• _Requirements_: Omit the images. Copy each entry word for word.

Start of Stored data

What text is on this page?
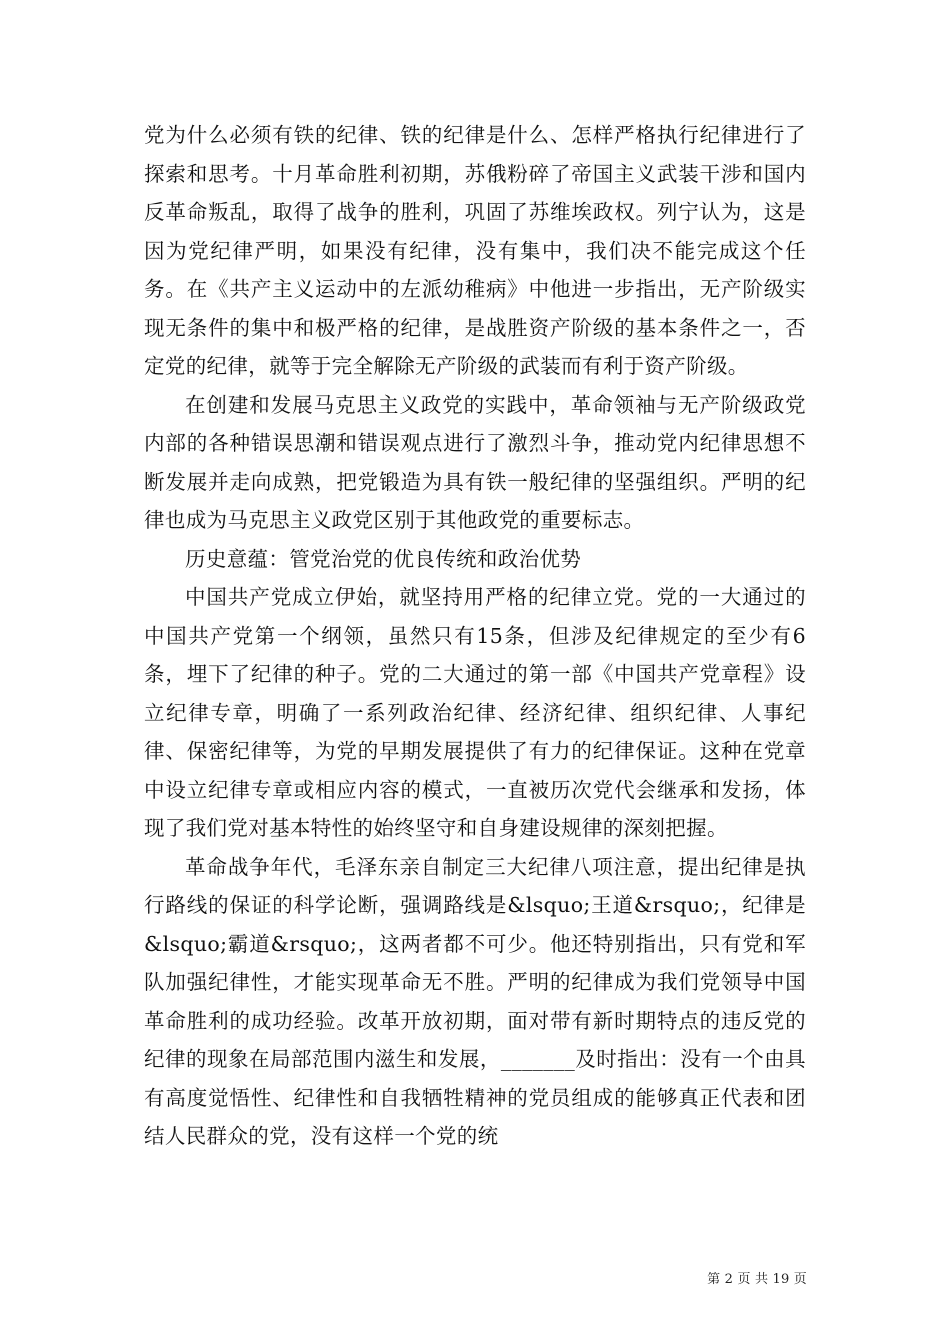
党为什么必须有铁的纪律、铁的纪律是什么、怎样严格执行纪律进行了探索和思考。十月革命胜利初期，苏俄粉碎了帝国主义武装干涉和国内反革命叛乱，取得了战争的胜利，巩固了苏维埃政权。列宁认为，这是因为党纪律严明，如果没有纪律，没有集中，我们决不能完成这个任务。在《共产主义运动中的左派幼稚病》中他进一步指出，无产阶级实现无条件的集中和极严格的纪律，是战胜资产阶级的基本条件之一，否定党的纪律，就等于完全解除无产阶级的武装而有利于资产阶级。

在创建和发展马克思主义政党的实践中，革命领袖与无产阶级政党内部的各种错误思潮和错误观点进行了激烈斗争，推动党内纪律思想不断发展并走向成熟，把党锻造为具有铁一般纪律的坚强组织。严明的纪律也成为马克思主义政党区别于其他政党的重要标志。

历史意蕴：管党治党的优良传统和政治优势

中国共产党成立伊始，就坚持用严格的纪律立党。党的一大通过的中国共产党第一个纲领，虽然只有15条，但涉及纪律规定的至少有6条，埋下了纪律的种子。党的二大通过的第一部《中国共产党章程》设立纪律专章，明确了一系列政治纪律、经济纪律、组织纪律、人事纪律、保密纪律等，为党的早期发展提供了有力的纪律保证。这种在党章中设立纪律专章或相应内容的模式，一直被历次党代会继承和发扬，体现了我们党对基本特性的始终坚守和自身建设规律的深刻把握。

革命战争年代，毛泽东亲自制定三大纪律八项注意，提出纪律是执行路线的保证的科学论断，强调路线是&lsquo;王道&rsquo;，纪律是&lsquo;霸道&rsquo;，这两者都不可少。他还特别指出，只有党和军队加强纪律性，才能实现革命无不胜。严明的纪律成为我们党领导中国革命胜利的成功经验。改革开放初期，面对带有新时期特点的违反党的纪律的现象在局部范围内滋生和发展，_______及时指出：没有一个由具有高度觉悟性、纪律性和自我牺牲精神的党员组成的能够真正代表和团结人民群众的党，没有这样一个党的统

第 2 页 共 19 页
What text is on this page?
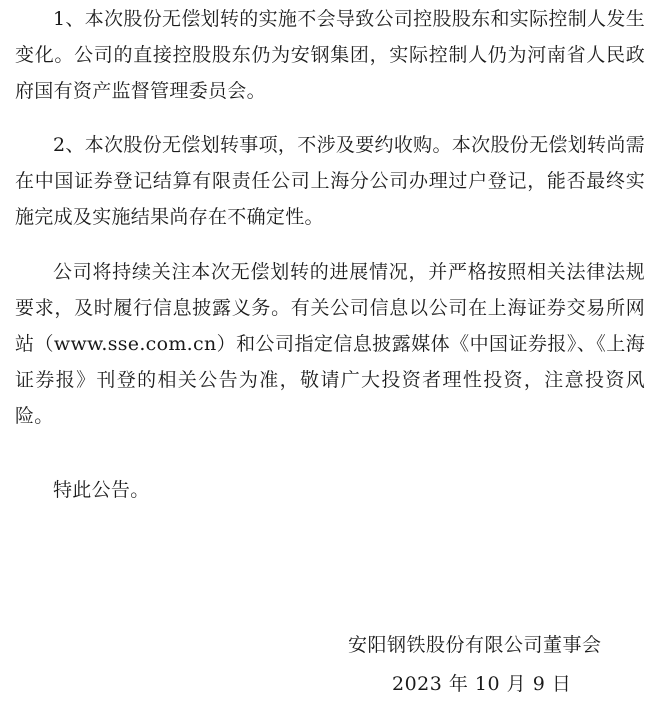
1、本次股份无偿划转的实施不会导致公司控股股东和实际控制人发生变化。公司的直接控股股东仍为安钢集团，实际控制人仍为河南省人民政府国有资产监督管理委员会。

2、本次股份无偿划转事项，不涉及要约收购。本次股份无偿划转尚需在中国证券登记结算有限责任公司上海分公司办理过户登记，能否最终实施完成及实施结果尚存在不确定性。

公司将持续关注本次无偿划转的进展情况，并严格按照相关法律法规要求，及时履行信息披露义务。有关公司信息以公司在上海证券交易所网站（www.sse.com.cn）和公司指定信息披露媒体《中国证券报》、《上海证券报》刊登的相关公告为准，敬请广大投资者理性投资，注意投资风险。

特此公告。

安阳钢铁股份有限公司董事会

2023 年 10 月 9 日
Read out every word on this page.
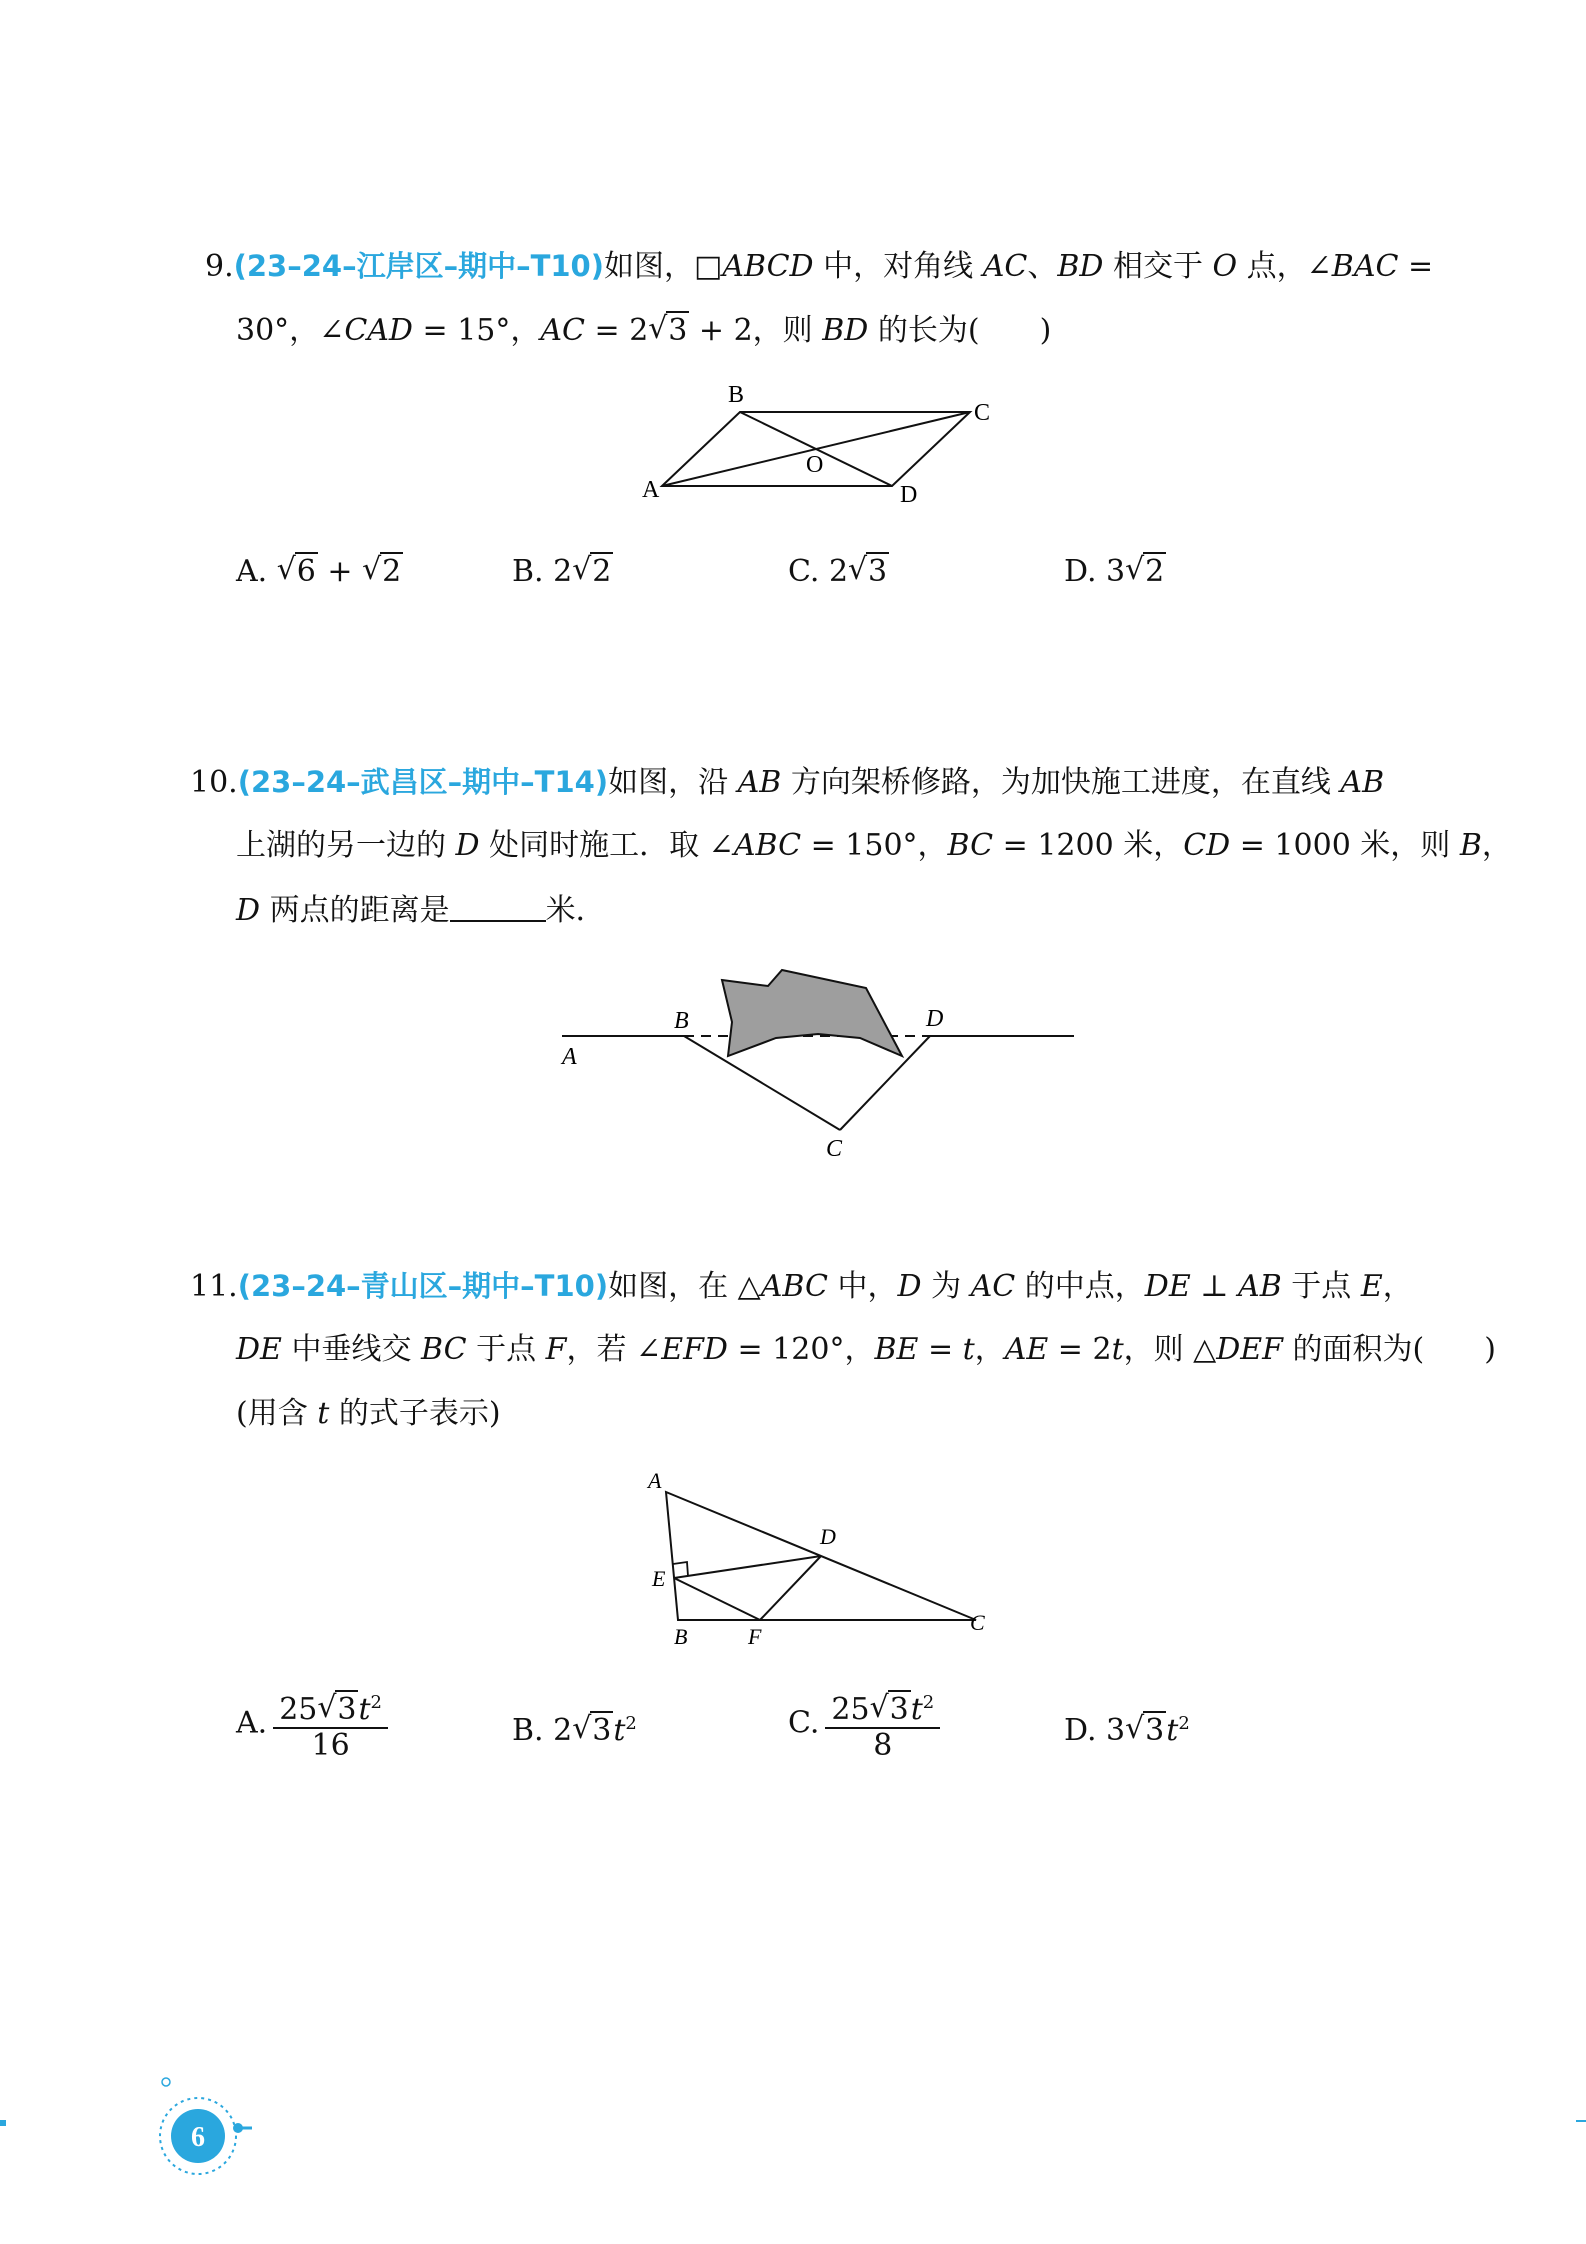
9.(23–24–江岸区–期中–T10)如图，□ABCD 中，对角线 AC、BD 相交于 O 点，∠BAC =
30°，∠CAD = 15°，AC = 2 √ 3 + 2，则 BD 的长为(　　)
A
B
C
D
O
A. √ 6 + √ 2	B. 2 √ 2	C. 2 √ 3	D. 3 √ 2
10.(23–24–武昌区–期中–T14)如图，沿 AB 方向架桥修路，为加快施工进度，在直线 AB
上湖的另一边的 D 处同时施工．取 ∠ABC = 150°，BC = 1200 米，CD = 1000 米，则 B，
D 两点的距离是	米．
A
B
C
D
11.(23–24–青山区–期中–T10)如图，在 △ABC 中，D 为 AC 的中点，DE ⊥ AB 于点 E，
DE 中垂线交 BC 于点 F，若 ∠EFD = 120°，BE = t，AE = 2t，则 △DEF 的面积为(　　)
(用含 t 的式子表示)
A
B
C
D
E
F
A. $\frac{25 √ 3t^2}{16}$	B. 2 √ $3t^2$	C. $\frac{25 √ 3t^2}{8}$	D. 3 √ $3t^2$
6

End of Stored data

• _Task answer_:
What text is on this page?
党为什么必须有铁的纪律、铁的纪律是什么、怎样严格执行纪律进行了探索和思考。十月革命胜利初期，苏俄粉碎了帝国主义武装干涉和国内反革命叛乱，取得了战争的胜利，巩固了苏维埃政权。列宁认为，这是因为党纪律严明，如果没有纪律，没有集中，我们决不能完成这个任务。在《共产主义运动中的左派幼稚病》中他进一步指出，无产阶级实现无条件的集中和极严格的纪律，是战胜资产阶级的基本条件之一，否定党的纪律，就等于完全解除无产阶级的武装而有利于资产阶级。

在创建和发展马克思主义政党的实践中，革命领袖与无产阶级政党内部的各种错误思潮和错误观点进行了激烈斗争，推动党内纪律思想不断发展并走向成熟，把党锻造为具有铁一般纪律的坚强组织。严明的纪律也成为马克思主义政党区别于其他政党的重要标志。

历史意蕴：管党治党的优良传统和政治优势

中国共产党成立伊始，就坚持用严格的纪律立党。党的一大通过的中国共产党第一个纲领，虽然只有15条，但涉及纪律规定的至少有6条，埋下了纪律的种子。党的二大通过的第一部《中国共产党章程》设立纪律专章，明确了一系列政治纪律、经济纪律、组织纪律、人事纪律、保密纪律等，为党的早期发展提供了有力的纪律保证。这种在党章中设立纪律专章或相应内容的模式，一直被历次党代会继承和发扬，体现了我们党对基本特性的始终坚守和自身建设规律的深刻把握。

革命战争年代，毛泽东亲自制定三大纪律八项注意，提出纪律是执行路线的保证的科学论断，强调路线是&lsquo;王道&rsquo;，纪律是&lsquo;霸道&rsquo;，这两者都不可少。他还特别指出，只有党和军队加强纪律性，才能实现革命无不胜。严明的纪律成为我们党领导中国革命胜利的成功经验。改革开放初期，面对带有新时期特点的违反党的纪律的现象在局部范围内滋生和发展，_______及时指出：没有一个由具有高度觉悟性、纪律性和自我牺牲精神的党员组成的能够真正代表和团结人民群众的党，没有这样一个党的统

第 2 页 共 19 页
What text is on this page?
1、本次股份无偿划转的实施不会导致公司控股股东和实际控制人发生变化。公司的直接控股股东仍为安钢集团，实际控制人仍为河南省人民政府国有资产监督管理委员会。

2、本次股份无偿划转事项，不涉及要约收购。本次股份无偿划转尚需在中国证券登记结算有限责任公司上海分公司办理过户登记，能否最终实施完成及实施结果尚存在不确定性。

公司将持续关注本次无偿划转的进展情况，并严格按照相关法律法规要求，及时履行信息披露义务。有关公司信息以公司在上海证券交易所网站（www.sse.com.cn）和公司指定信息披露媒体《中国证券报》、《上海证券报》刊登的相关公告为准，敬请广大投资者理性投资，注意投资风险。

特此公告。

安阳钢铁股份有限公司董事会

2023 年 10 月 9 日
Read out every word on this page.
9.(23–24–江岸区–期中–T10)如图，□ABCD 中，对角线 AC、BD 相交于 O 点，∠BAC =
30°，∠CAD = 15°，AC = 2 √ 3 + 2，则 BD 的长为(　　)
A
B
C
D
O
A. √ 6 + √ 2	B. 2 √ 2	C. 2 √ 3	D. 3 √ 2
10.(23–24–武昌区–期中–T14)如图，沿 AB 方向架桥修路，为加快施工进度，在直线 AB
上湖的另一边的 D 处同时施工．取 ∠ABC = 150°，BC = 1200 米，CD = 1000 米，则 B，
D 两点的距离是	米．
A
B
C
D
11.(23–24–青山区–期中–T10)如图，在 △ABC 中，D 为 AC 的中点，DE ⊥ AB 于点 E，
DE 中垂线交 BC 于点 F，若 ∠EFD = 120°，BE = t，AE = 2t，则 △DEF 的面积为(　　)
(用含 t 的式子表示)
A
B
C
D
E
F
A. $\frac{25 √ 3t^2}{16}$	B. 2 √ $3t^2$	C. $\frac{25 √ 3t^2}{8}$	D. 3 √ $3t^2$
6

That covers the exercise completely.